بسم الله الرحمن الرحيم
PENENTUAN AWAL BULAN
DENGAN HISAB ADALAH BID’AH
Ditulis oleh:
Ahmad Rifai bin Mas’ud Al-Indunisi
-semoga Alloh menjaganya-
Darul Hadits Dammaj
2 Romadhon 1433 H
Dalam menentukan masuknya awal bulan Hijriyah biasanya dipergunakan dua cara: ru’yah dan hisab. Ru’yah (baca: rukyat atau rukyah) adalah menentukan awal bulan dengan melihat terbitnya hilal (bulan sabit baru) bersamaan dengan tenggelamnya matahari di ufuq barat, sedangkan hisab adalah menentukan awal bulan dengan menghitung derajat pergeseran manazil (tempat-tempat) bulan.
Yang kami perhatikan selama di tanah air, selalu saja penentuan tanggal 1 (satu) Romadhon dan Syawwal menjadi problem tahunan yang tak bisa dihindari dan tidak bisa untuk disatukan menjadi satu pendapat. Salah satu ormas besar (sebut Muhammadiyah) berpendapat bahwa penentuan awal bulan hanya dengan hisab bukan dengan ru’yah, sebaliknya ormas yang lain berpendapat hanya dengan ru’yah bukan dengan hisab. Dan penulis sendiri pernah meyakini pendapat yang pertama karena doktrin yang sedemikian rupa dari sebagian pengurus Muhammadiyah.
Adapun yang benar dalam masalah ini adalah bahwa penentuan masuknya awal bulan Hijriyah hanya dengan ru’yah, sementara penggunaan hisab dalam hal ini hukumnya bid’ah, menyelisihi syariat Rosululloh ﷺ.
Alloh ta’ala berfirman:
﴿قُلْ إِنْ كُنْتُمْ تُحِبُّونَ الله فَاتَّبِعُونِي يُحْبِبْكُمُ الله وَيَغْفِرْ لَكُمْ ذُنُوبَكُمْ وَالله غَفُورٌ رَحِيمٌ﴾ [آل عمران/31].

::::

**TUGAS ANDA:**
A. Dalam teks tentang penentuan awal bulan Hijriyah, dua cara apa yang biasanya dipergunakan untuk menentukan masuknya awal bulan?
B. Lanjutkan teks tentang penentuan awal bulan Hijriyah, dimulai tepat setelah kalimat terakhirnya.

**BLOK DATA:**
::::

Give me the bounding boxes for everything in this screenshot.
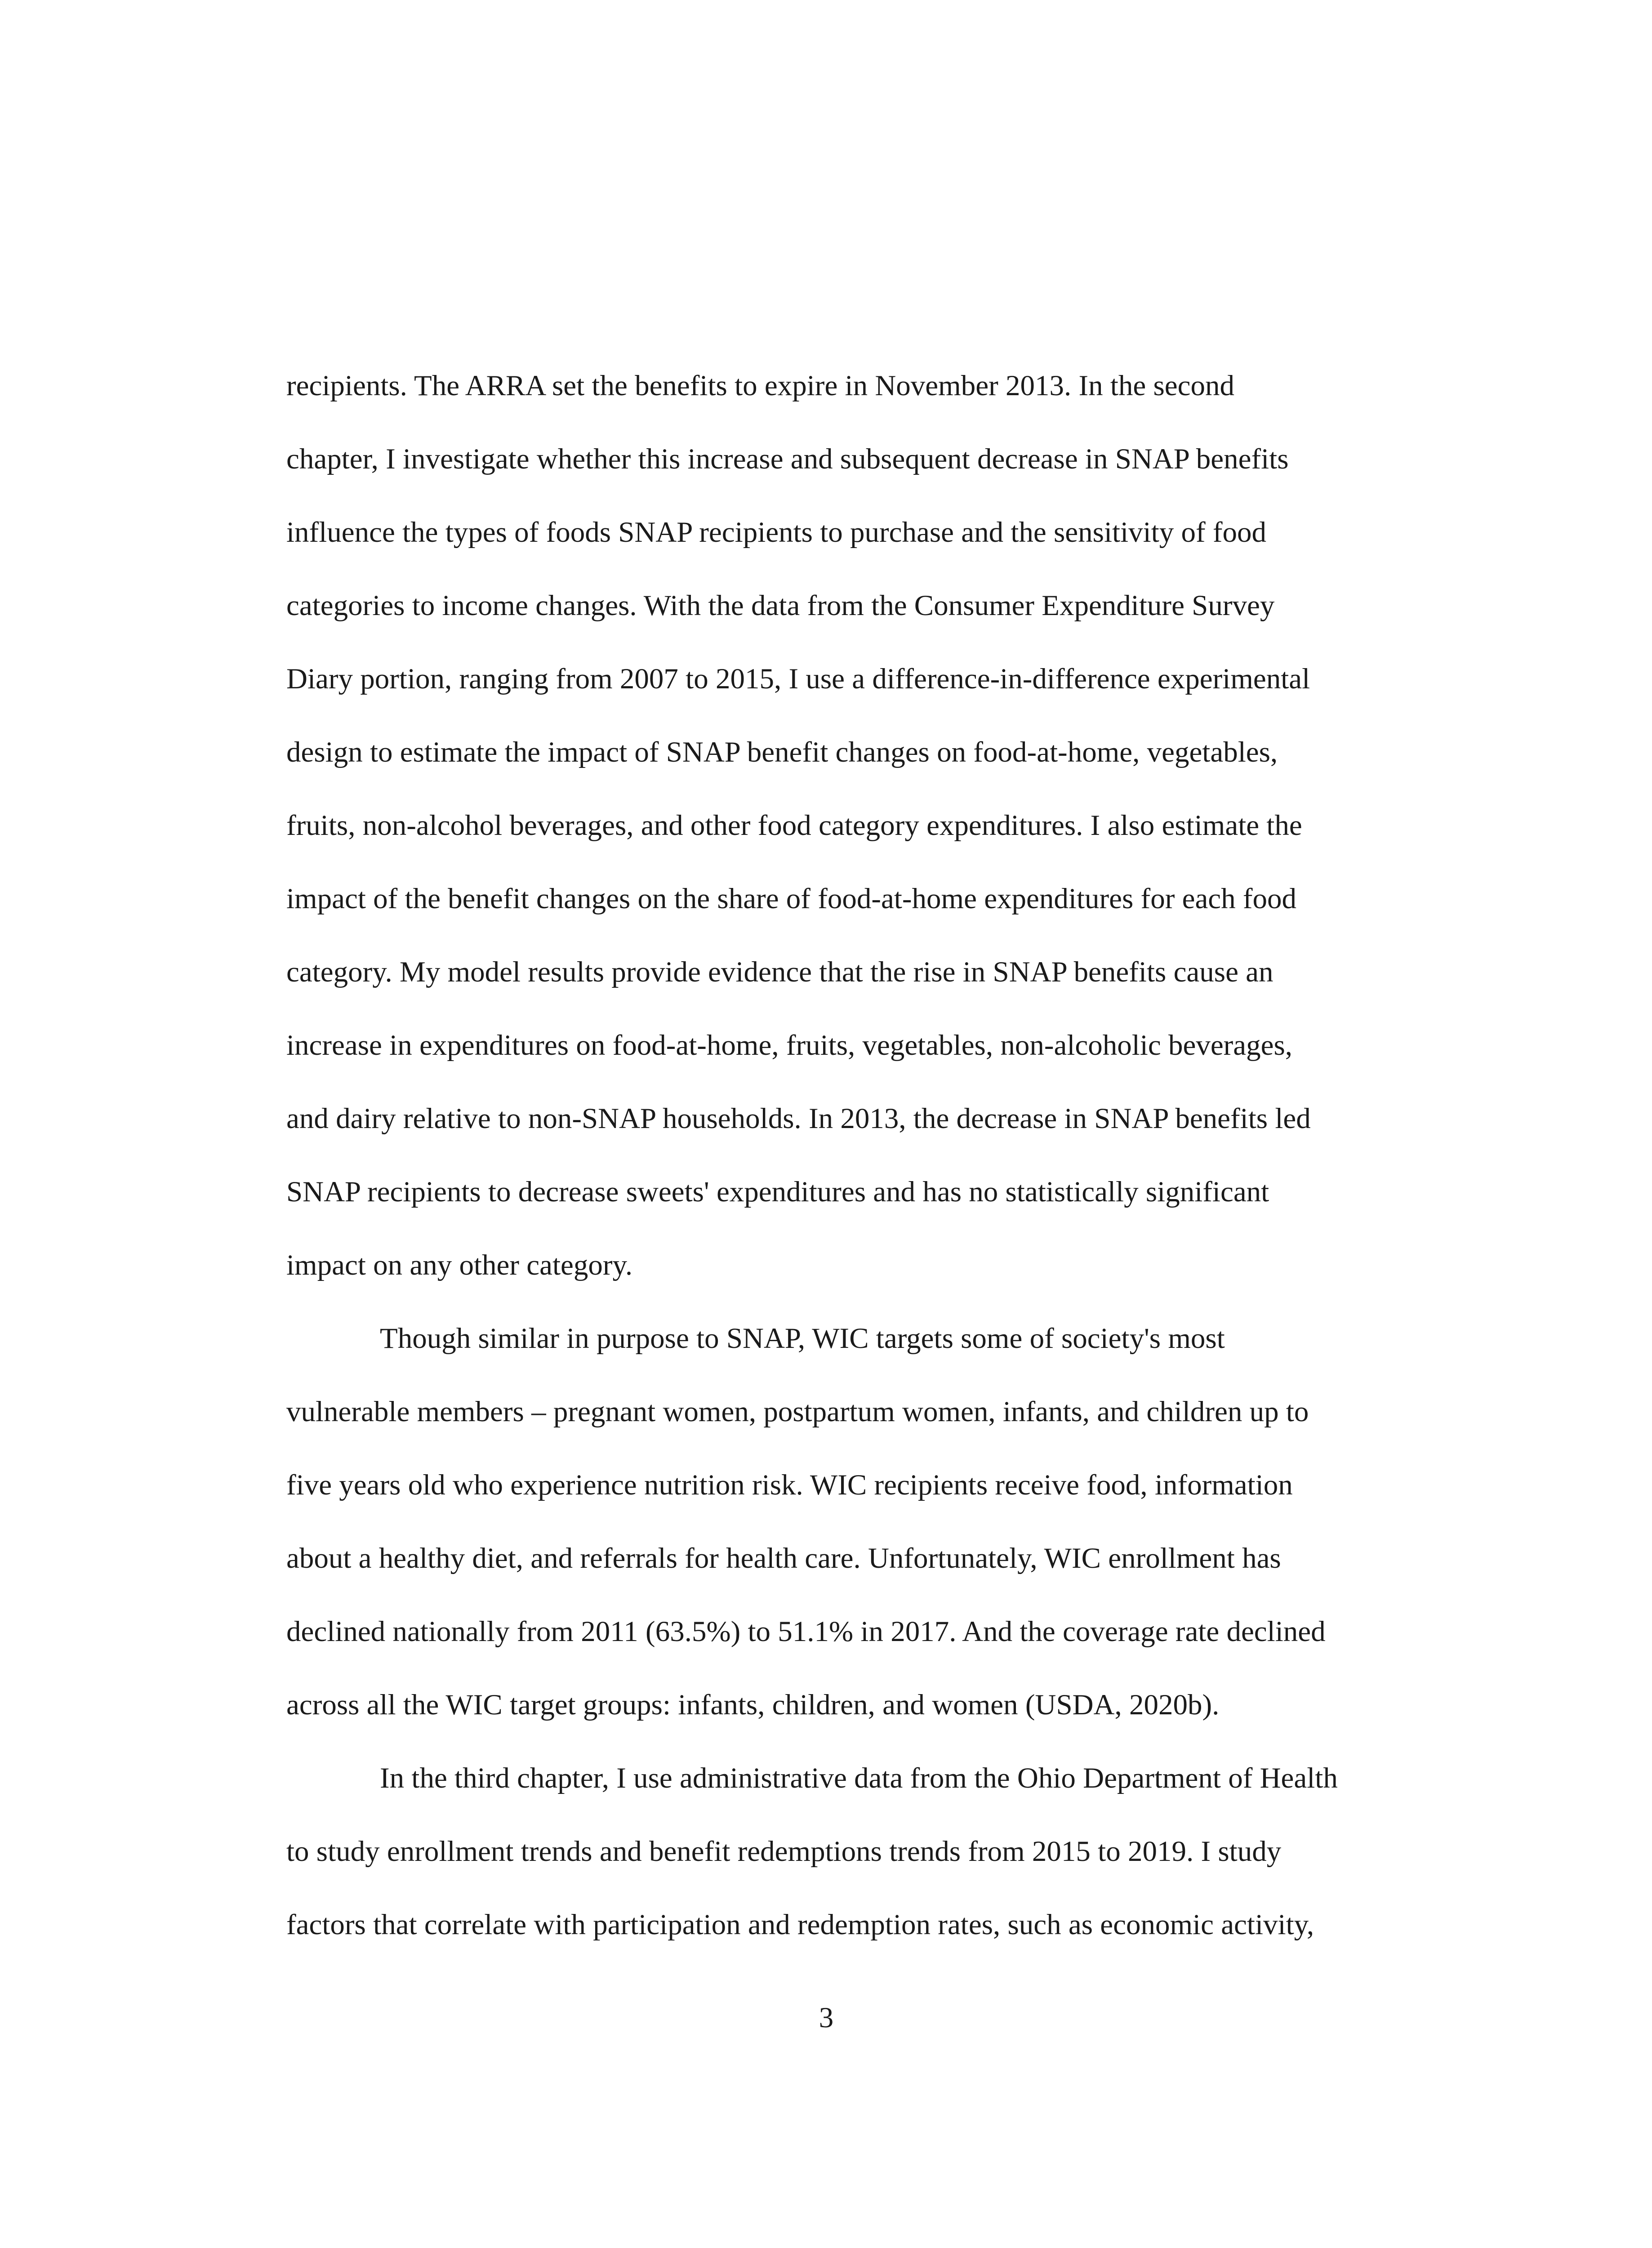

::::

**JAWABAN LATIHAN:**
A. Ru'yah dan hisab.

B.
“Katakanlah: Jika kalian mencintai Alloh, maka ikutilah aku, niscaya Alloh akan mencintai kalian dan mengampuni dosa-dosa kalian. Dan Alloh itu Ghofur (Maha Pengampun) dan Rohim (Maha Menyayangi para hamba).” (QS. Ali Imron: 31).
Syaikhul Islam -rohimahulloh- berkata: “Dan hanyalah kesempurnaan rasa cinta pada beliau (Rosululloh ﷺ) dan pengagungannya itu ada pada mutaba’ah (mengikutinya), taat dan mengikuti perintahnya, menghidupkan sunnah-sunnahnya yang lahiriyyah dan bathiniyyah, menyebarkan syariat yang beliau diutus dengannya, menegakkan jihad untuknya dengan hati, tangan dan lisan. Maka inilah jalan para As Sabiqunal Awwalun dari kalangan Muhajirin dan Anshor dan yang mengikuti mereka dengan baik.” (Iqtidhoush Shirothol Mustaqim /2/hal. 124/Maktabatur Rusyd).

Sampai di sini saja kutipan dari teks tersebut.